Stored dataset items:
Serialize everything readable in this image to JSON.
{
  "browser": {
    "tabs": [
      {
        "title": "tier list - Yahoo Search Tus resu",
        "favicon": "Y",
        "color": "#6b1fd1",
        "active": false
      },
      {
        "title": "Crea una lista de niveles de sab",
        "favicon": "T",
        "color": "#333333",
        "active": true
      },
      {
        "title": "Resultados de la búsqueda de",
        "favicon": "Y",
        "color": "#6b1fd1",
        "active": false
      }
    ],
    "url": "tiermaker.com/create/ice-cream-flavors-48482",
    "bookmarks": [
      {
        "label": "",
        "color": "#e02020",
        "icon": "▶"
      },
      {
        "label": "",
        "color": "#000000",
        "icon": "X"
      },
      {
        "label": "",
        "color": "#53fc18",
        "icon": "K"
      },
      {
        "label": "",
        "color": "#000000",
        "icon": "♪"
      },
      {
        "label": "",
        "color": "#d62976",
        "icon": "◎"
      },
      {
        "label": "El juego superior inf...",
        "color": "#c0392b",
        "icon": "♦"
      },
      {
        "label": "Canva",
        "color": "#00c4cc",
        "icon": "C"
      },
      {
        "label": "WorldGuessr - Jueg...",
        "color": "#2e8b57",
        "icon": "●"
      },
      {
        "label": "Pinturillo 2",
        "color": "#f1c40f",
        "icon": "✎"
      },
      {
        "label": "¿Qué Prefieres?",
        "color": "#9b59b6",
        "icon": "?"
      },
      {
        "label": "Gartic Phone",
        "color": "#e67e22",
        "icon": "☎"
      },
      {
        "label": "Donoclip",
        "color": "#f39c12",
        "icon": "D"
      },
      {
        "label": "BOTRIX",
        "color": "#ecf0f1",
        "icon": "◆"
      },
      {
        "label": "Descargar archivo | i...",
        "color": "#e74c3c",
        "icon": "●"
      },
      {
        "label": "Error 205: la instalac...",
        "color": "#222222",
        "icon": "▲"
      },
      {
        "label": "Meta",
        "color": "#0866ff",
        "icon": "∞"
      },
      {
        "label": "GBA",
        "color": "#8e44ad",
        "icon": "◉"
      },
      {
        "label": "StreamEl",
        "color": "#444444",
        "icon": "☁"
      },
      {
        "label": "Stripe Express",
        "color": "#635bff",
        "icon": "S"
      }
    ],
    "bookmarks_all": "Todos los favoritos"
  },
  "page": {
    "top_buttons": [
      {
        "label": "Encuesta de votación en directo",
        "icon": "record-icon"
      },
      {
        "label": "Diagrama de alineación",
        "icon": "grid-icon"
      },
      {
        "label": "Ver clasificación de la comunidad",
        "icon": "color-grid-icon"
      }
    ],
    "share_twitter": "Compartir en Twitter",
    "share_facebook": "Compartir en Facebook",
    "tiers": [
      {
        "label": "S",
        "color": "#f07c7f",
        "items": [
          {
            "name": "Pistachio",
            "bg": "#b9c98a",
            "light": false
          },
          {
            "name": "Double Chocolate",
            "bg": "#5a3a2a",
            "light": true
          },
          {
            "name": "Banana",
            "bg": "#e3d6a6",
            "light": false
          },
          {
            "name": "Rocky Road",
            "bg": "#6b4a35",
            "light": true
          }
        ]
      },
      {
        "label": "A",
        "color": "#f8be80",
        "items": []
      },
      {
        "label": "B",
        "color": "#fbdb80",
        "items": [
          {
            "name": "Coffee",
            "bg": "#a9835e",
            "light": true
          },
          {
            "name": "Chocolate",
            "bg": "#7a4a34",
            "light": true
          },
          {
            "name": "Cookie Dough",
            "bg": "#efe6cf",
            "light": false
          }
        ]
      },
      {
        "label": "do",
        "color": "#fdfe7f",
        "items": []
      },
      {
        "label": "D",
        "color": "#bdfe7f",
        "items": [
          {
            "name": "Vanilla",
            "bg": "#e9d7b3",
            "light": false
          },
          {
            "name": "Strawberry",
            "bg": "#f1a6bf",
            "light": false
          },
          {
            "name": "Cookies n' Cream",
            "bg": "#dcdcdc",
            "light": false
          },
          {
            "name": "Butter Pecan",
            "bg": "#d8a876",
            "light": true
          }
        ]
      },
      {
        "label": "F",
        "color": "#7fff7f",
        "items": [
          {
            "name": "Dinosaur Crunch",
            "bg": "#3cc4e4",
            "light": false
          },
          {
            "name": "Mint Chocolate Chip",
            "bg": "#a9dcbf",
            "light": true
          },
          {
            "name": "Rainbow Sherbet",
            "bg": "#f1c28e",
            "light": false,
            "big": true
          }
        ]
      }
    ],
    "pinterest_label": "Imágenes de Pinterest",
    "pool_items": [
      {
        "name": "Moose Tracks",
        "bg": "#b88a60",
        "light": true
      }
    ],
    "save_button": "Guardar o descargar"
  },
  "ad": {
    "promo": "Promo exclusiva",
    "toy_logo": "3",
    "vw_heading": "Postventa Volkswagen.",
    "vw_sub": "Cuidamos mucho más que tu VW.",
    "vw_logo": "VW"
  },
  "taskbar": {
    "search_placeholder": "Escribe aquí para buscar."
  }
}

**Assigned task**.
The records are to be repeated in full, exactly as they stand.

**Written response**.
Serialize everything readable in this image to JSON.
{
  "browser": {
    "tabs": [
      {
        "title": "tier list - Yahoo Search Tus resu",
        "favicon": "Y",
        "color": "#6b1fd1",
        "active": false
      },
      {
        "title": "Crea una lista de niveles de sab",
        "favicon": "T",
        "color": "#333333",
        "active": true
      },
      {
        "title": "Resultados de la búsqueda de",
        "favicon": "Y",
        "color": "#6b1fd1",
        "active": false
      }
    ],
    "url": "tiermaker.com/create/ice-cream-flavors-48482",
    "bookmarks": [
      {
        "label": "",
        "color": "#e02020",
        "icon": "▶"
      },
      {
        "label": "",
        "color": "#000000",
        "icon": "X"
      },
      {
        "label": "",
        "color": "#53fc18",
        "icon": "K"
      },
      {
        "label": "",
        "color": "#000000",
        "icon": "♪"
      },
      {
        "label": "",
        "color": "#d62976",
        "icon": "◎"
      },
      {
        "label": "El juego superior inf...",
        "color": "#c0392b",
        "icon": "♦"
      },
      {
        "label": "Canva",
        "color": "#00c4cc",
        "icon": "C"
      },
      {
        "label": "WorldGuessr - Jueg...",
        "color": "#2e8b57",
        "icon": "●"
      },
      {
        "label": "Pinturillo 2",
        "color": "#f1c40f",
        "icon": "✎"
      },
      {
        "label": "¿Qué Prefieres?",
        "color": "#9b59b6",
        "icon": "?"
      },
      {
        "label": "Gartic Phone",
        "color": "#e67e22",
        "icon": "☎"
      },
      {
        "label": "Donoclip",
        "color": "#f39c12",
        "icon": "D"
      },
      {
        "label": "BOTRIX",
        "color": "#ecf0f1",
        "icon": "◆"
      },
      {
        "label": "Descargar archivo | i...",
        "color": "#e74c3c",
        "icon": "●"
      },
      {
        "label": "Error 205: la instalac...",
        "color": "#222222",
        "icon": "▲"
      },
      {
        "label": "Meta",
        "color": "#0866ff",
        "icon": "∞"
      },
      {
        "label": "GBA",
        "color": "#8e44ad",
        "icon": "◉"
      },
      {
        "label": "StreamEl",
        "color": "#444444",
        "icon": "☁"
      },
      {
        "label": "Stripe Express",
        "color": "#635bff",
        "icon": "S"
      }
    ],
    "bookmarks_all": "Todos los favoritos"
  },
  "page": {
    "top_buttons": [
      {
        "label": "Encuesta de votación en directo",
        "icon": "record-icon"
      },
      {
        "label": "Diagrama de alineación",
        "icon": "grid-icon"
      },
      {
        "label": "Ver clasificación de la comunidad",
        "icon": "color-grid-icon"
      }
    ],
    "share_twitter": "Compartir en Twitter",
    "share_facebook": "Compartir en Facebook",
    "tiers": [
      {
        "label": "S",
        "color": "#f07c7f",
        "items": [
          {
            "name": "Pistachio",
            "bg": "#b9c98a",
            "light": false
          },
          {
            "name": "Double Chocolate",
            "bg": "#5a3a2a",
            "light": true
          },
          {
            "name": "Banana",
            "bg": "#e3d6a6",
            "light": false
          },
          {
            "name": "Rocky Road",
            "bg": "#6b4a35",
            "light": true
          }
        ]
      },
      {
        "label": "A",
        "color": "#f8be80",
        "items": []
      },
      {
        "label": "B",
        "color": "#fbdb80",
        "items": [
          {
            "name": "Coffee",
            "bg": "#a9835e",
            "light": true
          },
          {
            "name": "Chocolate",
            "bg": "#7a4a34",
            "light": true
          },
          {
            "name": "Cookie Dough",
            "bg": "#efe6cf",
            "light": false
          }
        ]
      },
      {
        "label": "do",
        "color": "#fdfe7f",
        "items": []
      },
      {
        "label": "D",
        "color": "#bdfe7f",
        "items": [
          {
            "name": "Vanilla",
            "bg": "#e9d7b3",
            "light": false
          },
          {
            "name": "Strawberry",
            "bg": "#f1a6bf",
            "light": false
          },
          {
            "name": "Cookies n' Cream",
            "bg": "#dcdcdc",
            "light": false
          },
          {
            "name": "Butter Pecan",
            "bg": "#d8a876",
            "light": true
          }
        ]
      },
      {
        "label": "F",
        "color": "#7fff7f",
        "items": [
          {
            "name": "Dinosaur Crunch",
            "bg": "#3cc4e4",
            "light": false
          },
          {
            "name": "Mint Chocolate Chip",
            "bg": "#a9dcbf",
            "light": true
          },
          {
            "name": "Rainbow Sherbet",
            "bg": "#f1c28e",
            "light": false,
            "big": true
          }
        ]
      }
    ],
    "pinterest_label": "Imágenes de Pinterest",
    "pool_items": [
      {
        "name": "Moose Tracks",
        "bg": "#b88a60",
        "light": true
      }
    ],
    "save_button": "Guardar o descargar"
  },
  "ad": {
    "promo": "Promo exclusiva",
    "toy_logo": "3",
    "vw_heading": "Postventa Volkswagen.",
    "vw_sub": "Cuidamos mucho más que tu VW.",
    "vw_logo": "VW"
  },
  "taskbar": {
    "search_placeholder": "Escribe aquí para buscar."
  }
}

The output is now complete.